- Input data
-=-=-

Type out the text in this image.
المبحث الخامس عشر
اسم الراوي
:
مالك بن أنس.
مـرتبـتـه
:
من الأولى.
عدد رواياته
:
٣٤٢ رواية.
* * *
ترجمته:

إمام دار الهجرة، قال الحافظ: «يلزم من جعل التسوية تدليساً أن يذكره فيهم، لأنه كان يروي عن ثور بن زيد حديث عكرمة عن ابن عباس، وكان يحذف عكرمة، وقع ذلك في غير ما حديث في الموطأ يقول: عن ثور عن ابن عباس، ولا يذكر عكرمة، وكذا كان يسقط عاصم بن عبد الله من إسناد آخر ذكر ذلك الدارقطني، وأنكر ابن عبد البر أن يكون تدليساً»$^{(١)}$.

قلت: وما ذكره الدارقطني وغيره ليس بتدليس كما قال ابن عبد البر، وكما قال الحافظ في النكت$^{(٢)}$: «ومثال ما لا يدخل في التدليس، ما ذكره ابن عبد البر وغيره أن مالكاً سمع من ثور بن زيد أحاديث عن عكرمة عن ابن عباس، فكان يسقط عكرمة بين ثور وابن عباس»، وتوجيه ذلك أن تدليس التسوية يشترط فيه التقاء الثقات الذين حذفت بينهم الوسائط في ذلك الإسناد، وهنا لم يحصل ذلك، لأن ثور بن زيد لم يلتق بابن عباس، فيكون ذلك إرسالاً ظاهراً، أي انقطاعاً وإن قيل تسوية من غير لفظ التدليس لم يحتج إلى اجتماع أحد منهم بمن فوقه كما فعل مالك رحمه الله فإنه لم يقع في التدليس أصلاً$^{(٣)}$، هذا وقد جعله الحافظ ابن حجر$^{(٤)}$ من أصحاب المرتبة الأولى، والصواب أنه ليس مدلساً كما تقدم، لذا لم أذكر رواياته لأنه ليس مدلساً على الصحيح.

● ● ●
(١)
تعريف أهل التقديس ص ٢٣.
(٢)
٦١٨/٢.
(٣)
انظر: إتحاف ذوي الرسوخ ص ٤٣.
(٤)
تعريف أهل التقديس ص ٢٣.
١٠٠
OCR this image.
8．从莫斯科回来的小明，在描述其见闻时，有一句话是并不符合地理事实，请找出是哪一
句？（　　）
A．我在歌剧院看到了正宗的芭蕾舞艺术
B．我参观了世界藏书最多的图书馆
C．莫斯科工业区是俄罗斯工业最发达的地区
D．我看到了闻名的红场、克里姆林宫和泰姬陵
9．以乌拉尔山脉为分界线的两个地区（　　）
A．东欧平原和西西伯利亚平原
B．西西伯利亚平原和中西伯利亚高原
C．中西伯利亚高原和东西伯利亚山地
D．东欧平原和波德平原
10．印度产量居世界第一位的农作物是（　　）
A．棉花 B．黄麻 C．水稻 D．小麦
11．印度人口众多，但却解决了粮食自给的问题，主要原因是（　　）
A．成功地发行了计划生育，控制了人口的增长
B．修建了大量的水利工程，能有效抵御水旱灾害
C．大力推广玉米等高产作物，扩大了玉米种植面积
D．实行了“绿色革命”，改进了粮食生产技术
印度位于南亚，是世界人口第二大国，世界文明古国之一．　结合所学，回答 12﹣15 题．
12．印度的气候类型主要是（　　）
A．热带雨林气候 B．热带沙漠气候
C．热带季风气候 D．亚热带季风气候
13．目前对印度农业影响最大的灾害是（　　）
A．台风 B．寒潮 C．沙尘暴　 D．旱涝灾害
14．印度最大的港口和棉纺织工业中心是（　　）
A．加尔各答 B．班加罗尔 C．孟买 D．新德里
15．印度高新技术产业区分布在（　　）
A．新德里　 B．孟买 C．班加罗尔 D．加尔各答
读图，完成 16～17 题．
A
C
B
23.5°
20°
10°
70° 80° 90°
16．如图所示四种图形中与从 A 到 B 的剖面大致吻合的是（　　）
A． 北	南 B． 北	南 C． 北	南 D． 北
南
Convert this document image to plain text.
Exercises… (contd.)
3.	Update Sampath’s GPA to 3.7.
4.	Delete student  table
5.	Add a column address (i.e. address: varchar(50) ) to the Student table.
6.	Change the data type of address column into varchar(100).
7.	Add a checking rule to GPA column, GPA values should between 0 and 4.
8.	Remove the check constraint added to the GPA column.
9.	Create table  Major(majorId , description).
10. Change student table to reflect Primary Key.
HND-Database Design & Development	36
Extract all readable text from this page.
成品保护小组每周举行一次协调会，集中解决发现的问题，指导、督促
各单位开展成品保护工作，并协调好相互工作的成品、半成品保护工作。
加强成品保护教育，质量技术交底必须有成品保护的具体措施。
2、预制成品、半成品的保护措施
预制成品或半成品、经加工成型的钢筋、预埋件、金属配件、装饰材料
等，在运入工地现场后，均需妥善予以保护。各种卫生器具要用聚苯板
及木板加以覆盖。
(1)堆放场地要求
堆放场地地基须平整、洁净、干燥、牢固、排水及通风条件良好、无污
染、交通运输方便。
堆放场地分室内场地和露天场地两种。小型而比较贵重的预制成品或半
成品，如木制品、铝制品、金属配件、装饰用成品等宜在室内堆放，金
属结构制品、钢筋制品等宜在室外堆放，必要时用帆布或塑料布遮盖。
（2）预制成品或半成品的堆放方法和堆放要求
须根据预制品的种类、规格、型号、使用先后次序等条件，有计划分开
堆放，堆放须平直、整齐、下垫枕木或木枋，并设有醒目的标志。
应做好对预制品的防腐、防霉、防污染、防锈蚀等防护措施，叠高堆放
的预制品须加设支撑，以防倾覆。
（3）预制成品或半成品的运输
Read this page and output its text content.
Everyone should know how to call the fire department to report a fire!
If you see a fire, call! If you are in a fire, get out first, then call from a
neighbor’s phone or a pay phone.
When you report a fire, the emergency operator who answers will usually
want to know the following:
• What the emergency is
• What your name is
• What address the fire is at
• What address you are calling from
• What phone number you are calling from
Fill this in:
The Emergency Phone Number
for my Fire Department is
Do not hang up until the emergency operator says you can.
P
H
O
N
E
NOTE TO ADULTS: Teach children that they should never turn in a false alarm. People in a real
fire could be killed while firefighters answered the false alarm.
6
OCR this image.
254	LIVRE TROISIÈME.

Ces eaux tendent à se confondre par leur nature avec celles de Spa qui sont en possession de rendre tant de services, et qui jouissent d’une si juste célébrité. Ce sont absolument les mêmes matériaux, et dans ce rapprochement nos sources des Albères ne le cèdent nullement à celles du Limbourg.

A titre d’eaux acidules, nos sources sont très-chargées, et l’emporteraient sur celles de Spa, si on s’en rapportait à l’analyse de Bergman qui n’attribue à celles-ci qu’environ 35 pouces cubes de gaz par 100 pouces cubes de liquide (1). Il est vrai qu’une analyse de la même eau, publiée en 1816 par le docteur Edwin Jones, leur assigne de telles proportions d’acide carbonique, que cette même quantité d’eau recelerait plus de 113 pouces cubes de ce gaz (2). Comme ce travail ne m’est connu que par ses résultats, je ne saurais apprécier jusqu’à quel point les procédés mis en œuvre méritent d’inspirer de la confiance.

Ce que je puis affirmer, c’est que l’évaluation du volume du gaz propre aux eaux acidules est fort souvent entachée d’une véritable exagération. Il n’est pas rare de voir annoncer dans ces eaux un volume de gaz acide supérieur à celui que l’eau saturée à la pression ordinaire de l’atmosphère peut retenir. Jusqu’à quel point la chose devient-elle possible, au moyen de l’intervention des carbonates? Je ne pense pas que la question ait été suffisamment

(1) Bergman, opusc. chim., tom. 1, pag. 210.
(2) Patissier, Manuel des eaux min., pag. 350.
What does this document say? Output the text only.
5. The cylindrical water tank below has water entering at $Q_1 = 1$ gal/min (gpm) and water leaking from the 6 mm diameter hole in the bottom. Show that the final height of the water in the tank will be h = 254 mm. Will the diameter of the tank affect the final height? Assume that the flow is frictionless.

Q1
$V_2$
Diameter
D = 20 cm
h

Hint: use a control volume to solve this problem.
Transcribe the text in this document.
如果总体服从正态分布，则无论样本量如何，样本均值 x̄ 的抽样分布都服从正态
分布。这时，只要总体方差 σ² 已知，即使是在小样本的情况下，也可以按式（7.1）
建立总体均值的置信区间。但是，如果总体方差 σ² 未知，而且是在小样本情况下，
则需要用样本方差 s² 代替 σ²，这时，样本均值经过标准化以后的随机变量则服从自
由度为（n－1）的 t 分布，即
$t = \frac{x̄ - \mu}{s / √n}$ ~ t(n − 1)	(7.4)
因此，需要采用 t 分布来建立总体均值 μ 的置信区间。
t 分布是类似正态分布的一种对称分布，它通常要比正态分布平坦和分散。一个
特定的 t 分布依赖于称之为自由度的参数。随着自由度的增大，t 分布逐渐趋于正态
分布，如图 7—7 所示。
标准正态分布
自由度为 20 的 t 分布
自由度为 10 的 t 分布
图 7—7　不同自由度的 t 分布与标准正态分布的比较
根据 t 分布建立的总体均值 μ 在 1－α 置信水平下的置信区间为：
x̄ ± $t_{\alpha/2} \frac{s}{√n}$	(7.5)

-=-=-

Please extract exactly, and only, the lines from the line containing "Transcribe the text in this document." through the last line of the records.

Transcribe the text in this document.
如果总体服从正态分布，则无论样本量如何，样本均值 x̄ 的抽样分布都服从正态
分布。这时，只要总体方差 σ² 已知，即使是在小样本的情况下，也可以按式（7.1）
建立总体均值的置信区间。但是，如果总体方差 σ² 未知，而且是在小样本情况下，
则需要用样本方差 s² 代替 σ²，这时，样本均值经过标准化以后的随机变量则服从自
由度为（n－1）的 t 分布，即
$t = \frac{x̄ - \mu}{s / √n}$ ~ t(n − 1)	(7.4)
因此，需要采用 t 分布来建立总体均值 μ 的置信区间。
t 分布是类似正态分布的一种对称分布，它通常要比正态分布平坦和分散。一个
特定的 t 分布依赖于称之为自由度的参数。随着自由度的增大，t 分布逐渐趋于正态
分布，如图 7—7 所示。
标准正态分布
自由度为 20 的 t 分布
自由度为 10 的 t 分布
图 7—7　不同自由度的 t 分布与标准正态分布的比较
根据 t 分布建立的总体均值 μ 在 1－α 置信水平下的置信区间为：
x̄ ± $t_{\alpha/2} \frac{s}{√n}$	(7.5)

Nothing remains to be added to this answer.